Exercise aim:
Look through the data below. Collect every line where the word "world" occurs.

[Items listed in a dataset]
%%

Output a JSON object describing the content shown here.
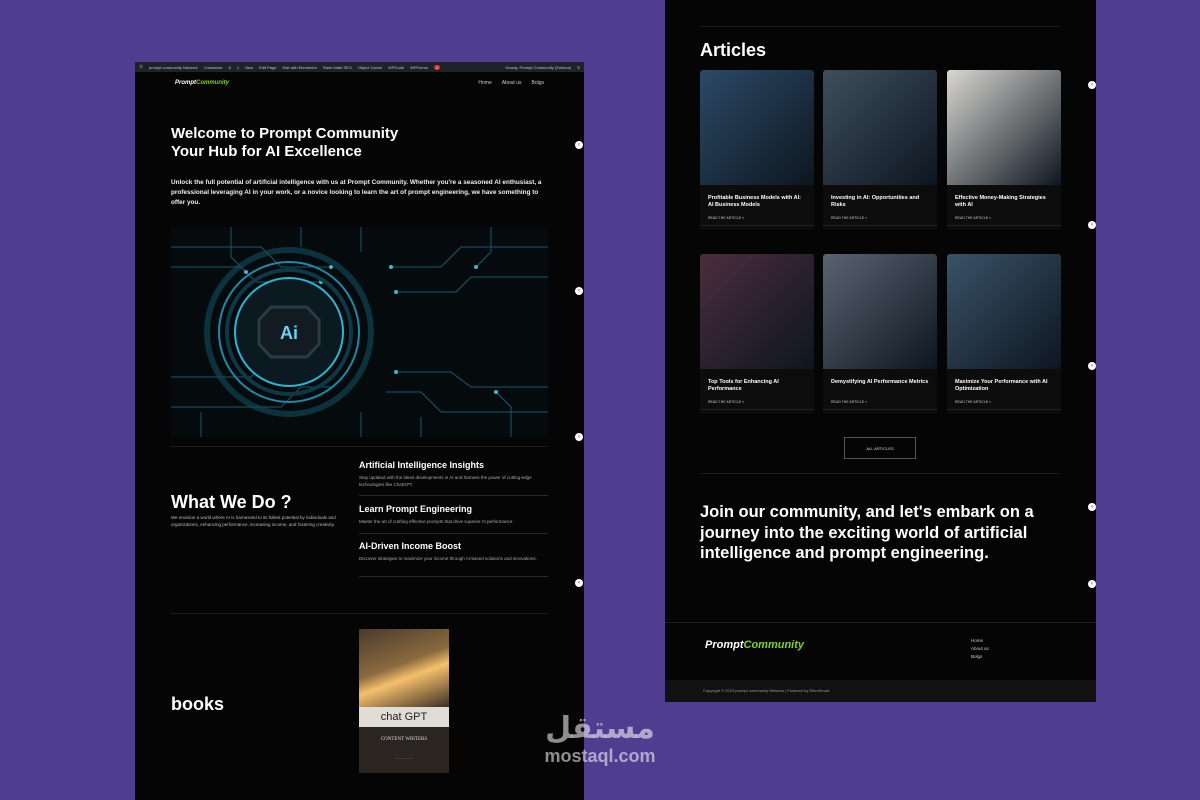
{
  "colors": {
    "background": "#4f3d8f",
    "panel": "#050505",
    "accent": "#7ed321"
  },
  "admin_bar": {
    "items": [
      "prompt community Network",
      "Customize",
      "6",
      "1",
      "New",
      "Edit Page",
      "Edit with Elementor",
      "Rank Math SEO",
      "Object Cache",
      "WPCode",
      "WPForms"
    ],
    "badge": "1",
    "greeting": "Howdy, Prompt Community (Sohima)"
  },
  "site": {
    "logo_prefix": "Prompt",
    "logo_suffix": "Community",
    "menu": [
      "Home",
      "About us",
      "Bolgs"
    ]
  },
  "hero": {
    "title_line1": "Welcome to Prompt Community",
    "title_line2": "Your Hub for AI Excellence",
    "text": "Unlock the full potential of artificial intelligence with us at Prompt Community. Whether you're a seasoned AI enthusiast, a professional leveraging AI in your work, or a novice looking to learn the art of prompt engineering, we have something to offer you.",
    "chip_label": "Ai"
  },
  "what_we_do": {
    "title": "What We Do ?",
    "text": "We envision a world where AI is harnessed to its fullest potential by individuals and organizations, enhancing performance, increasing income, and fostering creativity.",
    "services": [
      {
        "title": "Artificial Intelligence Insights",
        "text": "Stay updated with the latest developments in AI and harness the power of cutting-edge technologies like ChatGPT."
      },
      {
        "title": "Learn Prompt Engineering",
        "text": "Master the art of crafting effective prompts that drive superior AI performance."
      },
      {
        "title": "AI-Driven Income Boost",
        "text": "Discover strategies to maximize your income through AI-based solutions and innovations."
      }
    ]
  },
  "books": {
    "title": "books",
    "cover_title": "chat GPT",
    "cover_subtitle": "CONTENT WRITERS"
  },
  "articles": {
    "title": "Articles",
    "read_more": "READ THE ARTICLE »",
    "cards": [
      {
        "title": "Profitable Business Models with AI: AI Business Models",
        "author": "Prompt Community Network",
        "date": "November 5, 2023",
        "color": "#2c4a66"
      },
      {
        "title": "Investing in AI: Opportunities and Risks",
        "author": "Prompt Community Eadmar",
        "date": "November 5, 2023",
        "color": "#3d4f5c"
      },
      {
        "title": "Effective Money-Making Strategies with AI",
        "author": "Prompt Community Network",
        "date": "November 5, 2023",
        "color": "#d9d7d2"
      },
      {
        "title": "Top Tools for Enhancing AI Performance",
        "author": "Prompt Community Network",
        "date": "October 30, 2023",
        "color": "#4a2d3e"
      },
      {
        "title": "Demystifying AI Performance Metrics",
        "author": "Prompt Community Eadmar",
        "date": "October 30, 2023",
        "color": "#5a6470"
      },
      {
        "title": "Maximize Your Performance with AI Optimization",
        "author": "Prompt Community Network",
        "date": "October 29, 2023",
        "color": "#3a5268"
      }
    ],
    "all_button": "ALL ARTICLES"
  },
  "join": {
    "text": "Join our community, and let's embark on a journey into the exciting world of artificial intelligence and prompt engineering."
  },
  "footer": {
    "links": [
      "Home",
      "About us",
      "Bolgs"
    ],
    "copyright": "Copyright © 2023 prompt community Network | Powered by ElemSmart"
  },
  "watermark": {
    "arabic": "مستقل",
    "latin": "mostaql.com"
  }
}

%%

Exercise output:
    "text": "We envision a world where AI is harnessed to its fullest potential by individuals and organizations, enhancing performance, increasing income, and fostering creativity.",
    "text": "Join our community, and let's embark on a journey into the exciting world of artificial intelligence and prompt engineering."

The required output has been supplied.